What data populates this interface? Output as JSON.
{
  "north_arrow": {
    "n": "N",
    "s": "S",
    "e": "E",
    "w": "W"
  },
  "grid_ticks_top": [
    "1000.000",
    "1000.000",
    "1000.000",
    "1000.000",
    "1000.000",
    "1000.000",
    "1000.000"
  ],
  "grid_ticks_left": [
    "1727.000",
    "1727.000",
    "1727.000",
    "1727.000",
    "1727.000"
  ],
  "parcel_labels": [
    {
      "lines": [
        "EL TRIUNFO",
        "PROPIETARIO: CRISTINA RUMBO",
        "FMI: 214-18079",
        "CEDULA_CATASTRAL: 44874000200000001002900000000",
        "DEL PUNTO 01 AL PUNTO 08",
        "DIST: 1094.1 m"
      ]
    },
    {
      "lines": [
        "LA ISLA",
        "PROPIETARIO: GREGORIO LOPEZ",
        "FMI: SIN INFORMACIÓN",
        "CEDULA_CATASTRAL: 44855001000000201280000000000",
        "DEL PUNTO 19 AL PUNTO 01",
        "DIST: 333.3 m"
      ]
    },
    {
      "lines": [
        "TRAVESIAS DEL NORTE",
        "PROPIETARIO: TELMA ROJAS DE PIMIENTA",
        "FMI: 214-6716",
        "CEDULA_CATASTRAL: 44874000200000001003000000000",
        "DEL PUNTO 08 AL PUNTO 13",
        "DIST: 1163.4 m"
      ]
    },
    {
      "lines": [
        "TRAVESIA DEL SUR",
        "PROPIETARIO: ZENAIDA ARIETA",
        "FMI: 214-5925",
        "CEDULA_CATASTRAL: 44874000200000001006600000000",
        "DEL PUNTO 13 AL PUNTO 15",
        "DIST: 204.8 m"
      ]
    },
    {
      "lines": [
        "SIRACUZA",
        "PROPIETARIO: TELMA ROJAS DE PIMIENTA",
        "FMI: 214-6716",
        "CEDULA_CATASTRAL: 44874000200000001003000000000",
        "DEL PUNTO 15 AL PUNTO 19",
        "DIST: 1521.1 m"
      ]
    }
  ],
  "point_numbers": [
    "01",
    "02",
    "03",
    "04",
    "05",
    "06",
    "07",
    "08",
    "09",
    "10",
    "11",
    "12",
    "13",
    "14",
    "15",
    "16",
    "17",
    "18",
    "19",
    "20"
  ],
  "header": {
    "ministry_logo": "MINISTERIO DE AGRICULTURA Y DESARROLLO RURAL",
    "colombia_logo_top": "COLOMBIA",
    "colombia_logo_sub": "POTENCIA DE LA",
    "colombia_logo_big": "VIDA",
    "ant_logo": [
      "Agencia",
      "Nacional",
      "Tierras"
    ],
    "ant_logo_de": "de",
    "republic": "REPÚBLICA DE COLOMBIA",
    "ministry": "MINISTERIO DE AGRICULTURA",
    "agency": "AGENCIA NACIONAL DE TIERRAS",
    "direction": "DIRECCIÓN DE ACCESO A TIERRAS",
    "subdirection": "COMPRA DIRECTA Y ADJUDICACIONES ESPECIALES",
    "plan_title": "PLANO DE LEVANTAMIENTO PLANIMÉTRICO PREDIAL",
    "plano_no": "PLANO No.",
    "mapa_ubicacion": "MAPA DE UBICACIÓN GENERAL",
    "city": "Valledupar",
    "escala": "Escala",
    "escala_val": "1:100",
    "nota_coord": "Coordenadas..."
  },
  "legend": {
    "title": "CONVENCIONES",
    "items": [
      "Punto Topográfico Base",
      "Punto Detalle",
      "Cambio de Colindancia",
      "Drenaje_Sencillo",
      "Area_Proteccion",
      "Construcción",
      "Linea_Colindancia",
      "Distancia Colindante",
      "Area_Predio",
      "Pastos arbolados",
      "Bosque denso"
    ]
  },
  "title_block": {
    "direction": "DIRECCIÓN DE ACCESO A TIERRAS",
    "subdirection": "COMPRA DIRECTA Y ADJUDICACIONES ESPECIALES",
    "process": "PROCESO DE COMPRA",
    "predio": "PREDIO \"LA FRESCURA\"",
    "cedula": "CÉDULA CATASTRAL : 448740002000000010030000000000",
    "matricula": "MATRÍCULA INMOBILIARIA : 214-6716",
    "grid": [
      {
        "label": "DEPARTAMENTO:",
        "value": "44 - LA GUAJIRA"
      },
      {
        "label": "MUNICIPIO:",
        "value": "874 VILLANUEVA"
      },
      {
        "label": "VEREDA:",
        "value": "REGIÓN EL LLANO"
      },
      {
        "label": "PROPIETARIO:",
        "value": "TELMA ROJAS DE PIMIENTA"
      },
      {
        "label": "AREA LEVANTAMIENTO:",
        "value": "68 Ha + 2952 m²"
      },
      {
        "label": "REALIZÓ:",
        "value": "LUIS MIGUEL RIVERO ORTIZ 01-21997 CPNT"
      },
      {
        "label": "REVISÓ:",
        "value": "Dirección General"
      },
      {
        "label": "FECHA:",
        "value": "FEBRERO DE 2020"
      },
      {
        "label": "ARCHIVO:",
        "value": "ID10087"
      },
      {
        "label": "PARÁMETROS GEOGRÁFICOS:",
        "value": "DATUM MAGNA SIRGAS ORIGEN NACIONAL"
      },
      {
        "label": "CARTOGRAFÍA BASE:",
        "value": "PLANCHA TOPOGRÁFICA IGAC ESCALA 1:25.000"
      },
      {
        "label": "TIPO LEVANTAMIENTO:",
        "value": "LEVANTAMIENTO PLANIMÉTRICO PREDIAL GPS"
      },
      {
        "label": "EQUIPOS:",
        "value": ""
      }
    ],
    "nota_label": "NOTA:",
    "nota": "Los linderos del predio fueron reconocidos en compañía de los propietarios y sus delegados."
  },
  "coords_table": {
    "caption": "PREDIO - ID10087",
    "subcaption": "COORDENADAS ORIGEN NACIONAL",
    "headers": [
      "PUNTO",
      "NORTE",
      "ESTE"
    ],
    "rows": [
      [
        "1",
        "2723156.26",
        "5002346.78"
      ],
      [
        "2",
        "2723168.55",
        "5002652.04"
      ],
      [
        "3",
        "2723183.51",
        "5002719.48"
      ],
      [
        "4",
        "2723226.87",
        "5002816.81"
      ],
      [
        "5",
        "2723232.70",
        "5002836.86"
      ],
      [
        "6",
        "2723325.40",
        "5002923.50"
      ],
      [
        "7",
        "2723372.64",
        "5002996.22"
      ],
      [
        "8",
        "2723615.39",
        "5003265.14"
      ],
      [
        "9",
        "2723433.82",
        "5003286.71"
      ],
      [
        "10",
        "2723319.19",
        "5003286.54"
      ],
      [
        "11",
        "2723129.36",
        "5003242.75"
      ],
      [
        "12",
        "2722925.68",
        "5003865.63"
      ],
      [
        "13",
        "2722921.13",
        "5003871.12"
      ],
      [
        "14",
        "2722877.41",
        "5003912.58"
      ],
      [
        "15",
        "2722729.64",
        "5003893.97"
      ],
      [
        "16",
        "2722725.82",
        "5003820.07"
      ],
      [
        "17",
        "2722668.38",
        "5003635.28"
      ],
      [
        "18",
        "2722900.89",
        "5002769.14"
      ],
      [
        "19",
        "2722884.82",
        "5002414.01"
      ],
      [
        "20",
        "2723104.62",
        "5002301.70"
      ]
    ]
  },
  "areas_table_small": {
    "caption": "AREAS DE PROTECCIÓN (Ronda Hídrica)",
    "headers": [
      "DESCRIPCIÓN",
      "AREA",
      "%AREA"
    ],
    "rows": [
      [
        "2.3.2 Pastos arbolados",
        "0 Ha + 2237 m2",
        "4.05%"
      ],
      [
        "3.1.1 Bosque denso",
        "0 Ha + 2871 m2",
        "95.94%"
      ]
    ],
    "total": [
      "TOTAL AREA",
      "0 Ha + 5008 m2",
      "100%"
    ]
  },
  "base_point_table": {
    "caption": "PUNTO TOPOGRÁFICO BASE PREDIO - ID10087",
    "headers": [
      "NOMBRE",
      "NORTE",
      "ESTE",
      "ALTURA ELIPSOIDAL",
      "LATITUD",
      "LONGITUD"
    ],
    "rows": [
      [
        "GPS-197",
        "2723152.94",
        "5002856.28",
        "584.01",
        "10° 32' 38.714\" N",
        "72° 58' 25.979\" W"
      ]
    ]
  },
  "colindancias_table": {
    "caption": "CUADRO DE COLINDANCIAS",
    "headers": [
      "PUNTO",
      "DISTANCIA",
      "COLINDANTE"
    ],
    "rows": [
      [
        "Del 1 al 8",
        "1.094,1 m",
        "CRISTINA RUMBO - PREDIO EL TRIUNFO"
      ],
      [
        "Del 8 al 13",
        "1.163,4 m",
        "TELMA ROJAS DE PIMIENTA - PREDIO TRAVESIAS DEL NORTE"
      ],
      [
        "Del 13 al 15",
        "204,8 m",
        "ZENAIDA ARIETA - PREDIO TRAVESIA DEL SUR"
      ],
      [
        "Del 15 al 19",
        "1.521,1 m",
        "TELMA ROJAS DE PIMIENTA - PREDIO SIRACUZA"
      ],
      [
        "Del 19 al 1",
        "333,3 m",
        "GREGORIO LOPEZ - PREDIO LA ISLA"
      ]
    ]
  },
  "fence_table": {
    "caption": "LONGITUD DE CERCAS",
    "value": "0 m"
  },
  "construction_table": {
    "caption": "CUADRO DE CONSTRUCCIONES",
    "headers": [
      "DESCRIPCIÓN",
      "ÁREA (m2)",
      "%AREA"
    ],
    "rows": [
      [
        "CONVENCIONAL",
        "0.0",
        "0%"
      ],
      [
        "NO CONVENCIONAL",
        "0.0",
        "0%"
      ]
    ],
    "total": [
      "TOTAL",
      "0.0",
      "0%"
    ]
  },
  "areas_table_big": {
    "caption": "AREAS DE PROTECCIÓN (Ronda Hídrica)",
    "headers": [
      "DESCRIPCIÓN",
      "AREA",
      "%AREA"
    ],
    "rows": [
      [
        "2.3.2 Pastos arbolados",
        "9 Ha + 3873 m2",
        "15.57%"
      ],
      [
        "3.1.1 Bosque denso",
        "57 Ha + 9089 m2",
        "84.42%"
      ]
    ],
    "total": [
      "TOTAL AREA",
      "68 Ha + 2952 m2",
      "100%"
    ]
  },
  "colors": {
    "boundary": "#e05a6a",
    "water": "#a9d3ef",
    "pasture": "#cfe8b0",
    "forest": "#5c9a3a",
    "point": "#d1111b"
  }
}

__PROBLEM__
Report every line in the data above in which the word "CUADRO" appears.

__EXERCISE RESPONSE__
    "caption": "CUADRO DE COLINDANCIAS",
    "caption": "CUADRO DE CONSTRUCCIONES",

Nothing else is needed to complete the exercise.